◆ **Exercise instructions**
Extract every entry word for word.

◆ **Recorded data**
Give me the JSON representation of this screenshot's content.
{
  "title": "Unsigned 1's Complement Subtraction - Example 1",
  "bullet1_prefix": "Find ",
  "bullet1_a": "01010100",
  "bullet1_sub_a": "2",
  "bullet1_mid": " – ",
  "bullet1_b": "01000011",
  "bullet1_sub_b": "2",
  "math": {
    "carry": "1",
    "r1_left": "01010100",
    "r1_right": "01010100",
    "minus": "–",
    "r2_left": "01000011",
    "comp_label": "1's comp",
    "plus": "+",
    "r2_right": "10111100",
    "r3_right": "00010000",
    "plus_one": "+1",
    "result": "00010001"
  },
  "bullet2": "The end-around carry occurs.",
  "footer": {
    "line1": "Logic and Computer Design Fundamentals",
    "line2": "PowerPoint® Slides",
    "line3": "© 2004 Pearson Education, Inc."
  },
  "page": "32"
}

◆ **Written reply**
Give me the JSON representation of this screenshot's content.
{
  "title": "Unsigned 1's Complement Subtraction - Example 1",
  "bullet1_prefix": "Find ",
  "bullet1_a": "01010100",
  "bullet1_sub_a": "2",
  "bullet1_mid": " – ",
  "bullet1_b": "01000011",
  "bullet1_sub_b": "2",
  "math": {
    "carry": "1",
    "r1_left": "01010100",
    "r1_right": "01010100",
    "minus": "–",
    "r2_left": "01000011",
    "comp_label": "1's comp",
    "plus": "+",
    "r2_right": "10111100",
    "r3_right": "00010000",
    "plus_one": "+1",
    "result": "00010001"
  },
  "bullet2": "The end-around carry occurs.",
  "footer": {
    "line1": "Logic and Computer Design Fundamentals",
    "line2": "PowerPoint® Slides",
    "line3": "© 2004 Pearson Education, Inc."
  },
  "page": "32"
}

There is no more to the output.